#### AIM OF THE EXERCISE:
Extract the lines of each of the following records word for word, omitting the pictures from your answer.

#### Region annotation records:
□ □ □ □ □

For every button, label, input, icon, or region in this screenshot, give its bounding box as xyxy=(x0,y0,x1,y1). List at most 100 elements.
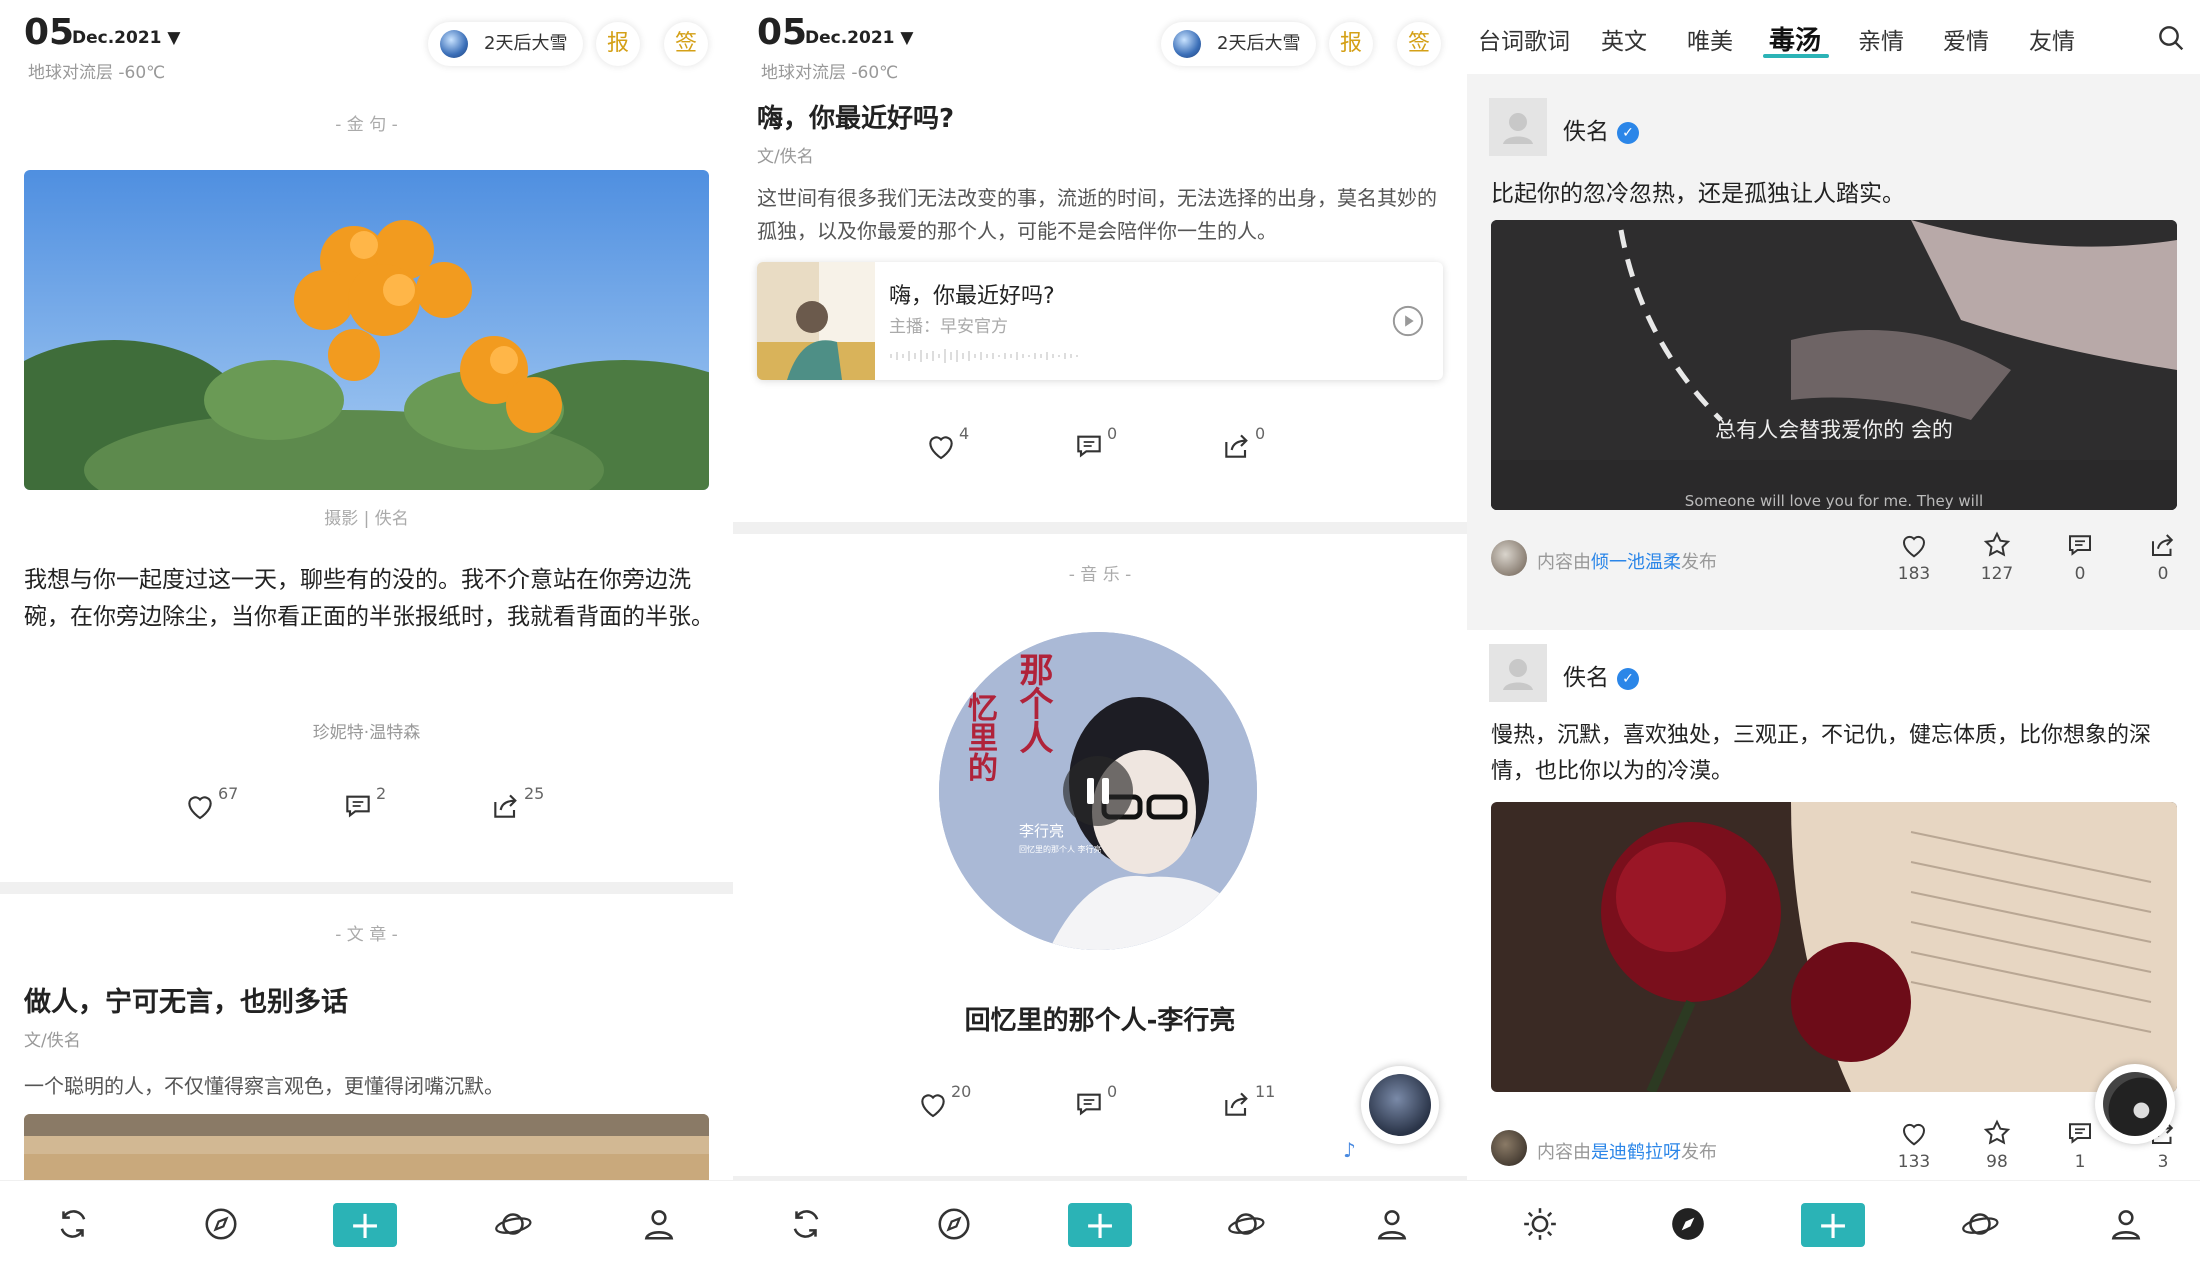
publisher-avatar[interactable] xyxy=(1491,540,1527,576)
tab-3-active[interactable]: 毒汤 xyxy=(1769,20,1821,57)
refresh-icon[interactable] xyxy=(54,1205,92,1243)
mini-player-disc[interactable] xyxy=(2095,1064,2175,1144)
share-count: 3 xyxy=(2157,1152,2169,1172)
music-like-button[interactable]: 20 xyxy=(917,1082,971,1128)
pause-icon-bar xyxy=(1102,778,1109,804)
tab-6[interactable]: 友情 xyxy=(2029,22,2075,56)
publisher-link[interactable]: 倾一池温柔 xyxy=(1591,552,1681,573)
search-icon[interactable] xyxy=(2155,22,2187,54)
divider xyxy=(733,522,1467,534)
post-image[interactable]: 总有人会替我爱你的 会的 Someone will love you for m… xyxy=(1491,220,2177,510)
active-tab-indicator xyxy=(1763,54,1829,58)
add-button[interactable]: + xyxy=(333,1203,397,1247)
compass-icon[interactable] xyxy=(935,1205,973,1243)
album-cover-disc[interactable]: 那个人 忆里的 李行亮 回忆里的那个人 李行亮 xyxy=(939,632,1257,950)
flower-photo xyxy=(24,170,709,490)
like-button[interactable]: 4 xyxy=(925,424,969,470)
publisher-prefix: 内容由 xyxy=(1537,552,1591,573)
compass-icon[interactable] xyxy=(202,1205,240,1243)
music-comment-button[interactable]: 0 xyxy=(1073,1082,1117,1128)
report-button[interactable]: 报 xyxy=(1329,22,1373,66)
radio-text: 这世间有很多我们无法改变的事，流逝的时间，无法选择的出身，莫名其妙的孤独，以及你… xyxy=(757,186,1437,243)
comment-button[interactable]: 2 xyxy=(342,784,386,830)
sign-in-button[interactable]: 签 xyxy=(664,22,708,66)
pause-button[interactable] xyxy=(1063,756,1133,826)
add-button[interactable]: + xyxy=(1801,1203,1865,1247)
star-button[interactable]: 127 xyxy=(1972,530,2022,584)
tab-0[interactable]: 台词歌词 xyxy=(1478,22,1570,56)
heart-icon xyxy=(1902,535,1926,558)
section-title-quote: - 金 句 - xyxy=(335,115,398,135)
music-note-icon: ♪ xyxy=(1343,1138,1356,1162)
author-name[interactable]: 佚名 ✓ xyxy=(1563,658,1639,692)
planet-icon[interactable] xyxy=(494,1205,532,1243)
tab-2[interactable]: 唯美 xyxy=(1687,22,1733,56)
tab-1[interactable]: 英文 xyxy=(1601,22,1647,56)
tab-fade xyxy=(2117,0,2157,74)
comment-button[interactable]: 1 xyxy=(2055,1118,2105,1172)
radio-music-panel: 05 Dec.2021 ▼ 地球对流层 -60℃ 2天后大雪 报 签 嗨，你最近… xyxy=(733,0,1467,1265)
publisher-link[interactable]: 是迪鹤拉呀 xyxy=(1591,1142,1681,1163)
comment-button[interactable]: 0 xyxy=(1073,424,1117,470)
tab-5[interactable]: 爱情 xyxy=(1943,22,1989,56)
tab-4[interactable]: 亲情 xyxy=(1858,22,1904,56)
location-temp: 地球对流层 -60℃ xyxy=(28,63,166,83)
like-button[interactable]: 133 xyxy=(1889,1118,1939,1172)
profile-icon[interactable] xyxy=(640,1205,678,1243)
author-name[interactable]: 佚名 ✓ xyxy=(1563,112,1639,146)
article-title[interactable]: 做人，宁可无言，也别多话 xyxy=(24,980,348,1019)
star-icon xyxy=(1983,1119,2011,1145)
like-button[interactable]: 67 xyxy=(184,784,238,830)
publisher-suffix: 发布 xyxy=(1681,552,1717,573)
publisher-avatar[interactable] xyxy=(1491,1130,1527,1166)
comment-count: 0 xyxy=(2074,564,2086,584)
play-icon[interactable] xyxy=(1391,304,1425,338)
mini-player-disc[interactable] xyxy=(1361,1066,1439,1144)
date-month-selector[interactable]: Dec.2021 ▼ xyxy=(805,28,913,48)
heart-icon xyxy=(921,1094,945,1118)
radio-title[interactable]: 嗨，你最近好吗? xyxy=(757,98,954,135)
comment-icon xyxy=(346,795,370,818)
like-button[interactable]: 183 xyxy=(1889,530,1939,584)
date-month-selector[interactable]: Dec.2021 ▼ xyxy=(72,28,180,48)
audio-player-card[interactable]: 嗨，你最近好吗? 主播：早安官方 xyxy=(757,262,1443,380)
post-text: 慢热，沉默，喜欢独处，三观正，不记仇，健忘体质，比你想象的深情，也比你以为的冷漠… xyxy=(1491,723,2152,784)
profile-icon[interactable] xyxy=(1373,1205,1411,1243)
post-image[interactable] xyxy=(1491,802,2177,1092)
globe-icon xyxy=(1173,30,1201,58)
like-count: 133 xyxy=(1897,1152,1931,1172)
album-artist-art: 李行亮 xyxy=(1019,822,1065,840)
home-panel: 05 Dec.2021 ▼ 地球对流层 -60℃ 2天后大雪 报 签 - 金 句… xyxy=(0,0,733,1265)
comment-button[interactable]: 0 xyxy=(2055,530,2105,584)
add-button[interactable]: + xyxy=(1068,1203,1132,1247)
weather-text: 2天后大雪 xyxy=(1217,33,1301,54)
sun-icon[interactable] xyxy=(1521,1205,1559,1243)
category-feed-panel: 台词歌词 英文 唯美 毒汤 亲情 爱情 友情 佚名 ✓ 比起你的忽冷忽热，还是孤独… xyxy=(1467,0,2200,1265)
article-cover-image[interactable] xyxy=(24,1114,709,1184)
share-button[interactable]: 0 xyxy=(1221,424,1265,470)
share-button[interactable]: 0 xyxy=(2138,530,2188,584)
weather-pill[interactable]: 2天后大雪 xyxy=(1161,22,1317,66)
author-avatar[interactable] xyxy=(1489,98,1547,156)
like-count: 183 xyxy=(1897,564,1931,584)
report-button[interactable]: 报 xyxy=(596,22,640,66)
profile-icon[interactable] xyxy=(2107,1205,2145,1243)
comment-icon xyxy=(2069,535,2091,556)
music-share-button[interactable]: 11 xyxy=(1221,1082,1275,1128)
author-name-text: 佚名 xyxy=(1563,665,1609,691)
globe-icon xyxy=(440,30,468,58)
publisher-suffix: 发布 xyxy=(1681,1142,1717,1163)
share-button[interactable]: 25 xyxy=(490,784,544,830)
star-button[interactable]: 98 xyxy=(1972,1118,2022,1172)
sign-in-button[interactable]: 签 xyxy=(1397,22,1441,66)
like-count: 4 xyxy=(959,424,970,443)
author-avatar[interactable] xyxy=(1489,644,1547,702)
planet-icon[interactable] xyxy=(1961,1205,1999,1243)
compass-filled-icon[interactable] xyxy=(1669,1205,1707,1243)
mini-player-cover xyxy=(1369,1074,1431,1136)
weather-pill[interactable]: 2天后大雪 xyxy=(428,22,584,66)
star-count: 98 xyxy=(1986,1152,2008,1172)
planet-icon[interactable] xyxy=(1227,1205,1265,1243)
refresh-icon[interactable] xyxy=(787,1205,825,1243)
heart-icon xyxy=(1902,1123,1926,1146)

□ □ □ □ □

#### ANSWER FOR THIS EXERCISE:
For every button, label, input, icon, or region in this screenshot, give its bounding box as xyxy=(x0,y0,x1,y1). List at most 100 elements.
publisher-avatar[interactable] xyxy=(1491,540,1527,576)
tab-3-active[interactable]: 毒汤 xyxy=(1769,20,1821,57)
refresh-icon[interactable] xyxy=(54,1205,92,1243)
mini-player-disc[interactable] xyxy=(2095,1064,2175,1144)
share-count: 3 xyxy=(2157,1152,2169,1172)
music-like-button[interactable]: 20 xyxy=(917,1082,971,1128)
pause-icon-bar xyxy=(1102,778,1109,804)
tab-6[interactable]: 友情 xyxy=(2029,22,2075,56)
publisher-link[interactable]: 倾一池温柔 xyxy=(1591,552,1681,573)
search-icon[interactable] xyxy=(2155,22,2187,54)
divider xyxy=(733,522,1467,534)
post-image[interactable]: 总有人会替我爱你的 会的 Someone will love you for m… xyxy=(1491,220,2177,510)
active-tab-indicator xyxy=(1763,54,1829,58)
add-button[interactable]: + xyxy=(333,1203,397,1247)
compass-icon[interactable] xyxy=(935,1205,973,1243)
album-cover-disc[interactable]: 那个人 忆里的 李行亮 回忆里的那个人 李行亮 xyxy=(939,632,1257,950)
flower-photo xyxy=(24,170,709,490)
like-button[interactable]: 4 xyxy=(925,424,969,470)
publisher-prefix: 内容由 xyxy=(1537,552,1591,573)
compass-icon[interactable] xyxy=(202,1205,240,1243)
music-comment-button[interactable]: 0 xyxy=(1073,1082,1117,1128)
report-button[interactable]: 报 xyxy=(1329,22,1373,66)
radio-text: 这世间有很多我们无法改变的事，流逝的时间，无法选择的出身，莫名其妙的孤独，以及你… xyxy=(757,186,1437,243)
comment-button[interactable]: 2 xyxy=(342,784,386,830)
sign-in-button[interactable]: 签 xyxy=(664,22,708,66)
pause-button[interactable] xyxy=(1063,756,1133,826)
add-button[interactable]: + xyxy=(1801,1203,1865,1247)
star-button[interactable]: 127 xyxy=(1972,530,2022,584)
tab-0[interactable]: 台词歌词 xyxy=(1478,22,1570,56)
heart-icon xyxy=(1902,535,1926,558)
section-title-quote: - 金 句 - xyxy=(335,115,398,135)
music-note-icon: ♪ xyxy=(1343,1138,1356,1162)
author-name[interactable]: 佚名 ✓ xyxy=(1563,658,1639,692)
planet-icon[interactable] xyxy=(494,1205,532,1243)
tab-2[interactable]: 唯美 xyxy=(1687,22,1733,56)
tab-1[interactable]: 英文 xyxy=(1601,22,1647,56)
tab-fade xyxy=(2117,0,2157,74)
comment-button[interactable]: 1 xyxy=(2055,1118,2105,1172)
radio-music-panel: 05 Dec.2021 ▼ 地球对流层 -60℃ 2天后大雪 报 签 嗨，你最近… xyxy=(733,0,1467,1265)
publisher-link[interactable]: 是迪鹤拉呀 xyxy=(1591,1142,1681,1163)
comment-button[interactable]: 0 xyxy=(1073,424,1117,470)
tab-5[interactable]: 爱情 xyxy=(1943,22,1989,56)
tab-4[interactable]: 亲情 xyxy=(1858,22,1904,56)
location-temp: 地球对流层 -60℃ xyxy=(28,63,166,83)
like-button[interactable]: 133 xyxy=(1889,1118,1939,1172)
profile-icon[interactable] xyxy=(640,1205,678,1243)
author-name[interactable]: 佚名 ✓ xyxy=(1563,112,1639,146)
article-title[interactable]: 做人，宁可无言，也别多话 xyxy=(24,980,348,1019)
star-icon xyxy=(1983,1119,2011,1145)
like-button[interactable]: 67 xyxy=(184,784,238,830)
publisher-suffix: 发布 xyxy=(1681,552,1717,573)
publisher-avatar[interactable] xyxy=(1491,1130,1527,1166)
comment-count: 0 xyxy=(2074,564,2086,584)
play-icon[interactable] xyxy=(1391,304,1425,338)
mini-player-disc[interactable] xyxy=(1361,1066,1439,1144)
date-month-selector[interactable]: Dec.2021 ▼ xyxy=(805,28,913,48)
heart-icon xyxy=(921,1094,945,1118)
radio-title[interactable]: 嗨，你最近好吗? xyxy=(757,98,954,135)
comment-icon xyxy=(346,795,370,818)
like-button[interactable]: 183 xyxy=(1889,530,1939,584)
date-month-selector[interactable]: Dec.2021 ▼ xyxy=(72,28,180,48)
audio-player-card[interactable]: 嗨，你最近好吗? 主播：早安官方 xyxy=(757,262,1443,380)
post-text: 慢热，沉默，喜欢独处，三观正，不记仇，健忘体质，比你想象的深情，也比你以为的冷漠… xyxy=(1491,723,2152,784)
profile-icon[interactable] xyxy=(1373,1205,1411,1243)
post-image[interactable] xyxy=(1491,802,2177,1092)
globe-icon xyxy=(1173,30,1201,58)
like-count: 133 xyxy=(1897,1152,1931,1172)
album-artist-art: 李行亮 xyxy=(1019,822,1065,840)
home-panel: 05 Dec.2021 ▼ 地球对流层 -60℃ 2天后大雪 报 签 - 金 句… xyxy=(0,0,733,1265)
comment-button[interactable]: 0 xyxy=(2055,530,2105,584)
add-button[interactable]: + xyxy=(1068,1203,1132,1247)
weather-text: 2天后大雪 xyxy=(1217,33,1301,54)
sun-icon[interactable] xyxy=(1521,1205,1559,1243)
category-feed-panel: 台词歌词 英文 唯美 毒汤 亲情 爱情 友情 佚名 ✓ 比起你的忽冷忽热，还是孤独… xyxy=(1467,0,2200,1265)
article-cover-image[interactable] xyxy=(24,1114,709,1184)
share-button[interactable]: 0 xyxy=(1221,424,1265,470)
share-button[interactable]: 0 xyxy=(2138,530,2188,584)
weather-pill[interactable]: 2天后大雪 xyxy=(1161,22,1317,66)
author-avatar[interactable] xyxy=(1489,98,1547,156)
like-count: 183 xyxy=(1897,564,1931,584)
report-button[interactable]: 报 xyxy=(596,22,640,66)
profile-icon[interactable] xyxy=(2107,1205,2145,1243)
comment-icon xyxy=(2069,535,2091,556)
music-share-button[interactable]: 11 xyxy=(1221,1082,1275,1128)
author-name-text: 佚名 xyxy=(1563,665,1609,691)
globe-icon xyxy=(440,30,468,58)
publisher-suffix: 发布 xyxy=(1681,1142,1717,1163)
share-button[interactable]: 25 xyxy=(490,784,544,830)
star-button[interactable]: 98 xyxy=(1972,1118,2022,1172)
sign-in-button[interactable]: 签 xyxy=(1397,22,1441,66)
like-count: 4 xyxy=(959,424,970,443)
author-avatar[interactable] xyxy=(1489,644,1547,702)
planet-icon[interactable] xyxy=(1961,1205,1999,1243)
compass-filled-icon[interactable] xyxy=(1669,1205,1707,1243)
mini-player-cover xyxy=(1369,1074,1431,1136)
weather-pill[interactable]: 2天后大雪 xyxy=(428,22,584,66)
star-count: 98 xyxy=(1986,1152,2008,1172)
planet-icon[interactable] xyxy=(1227,1205,1265,1243)
refresh-icon[interactable] xyxy=(787,1205,825,1243)
heart-icon xyxy=(1902,1123,1926,1146)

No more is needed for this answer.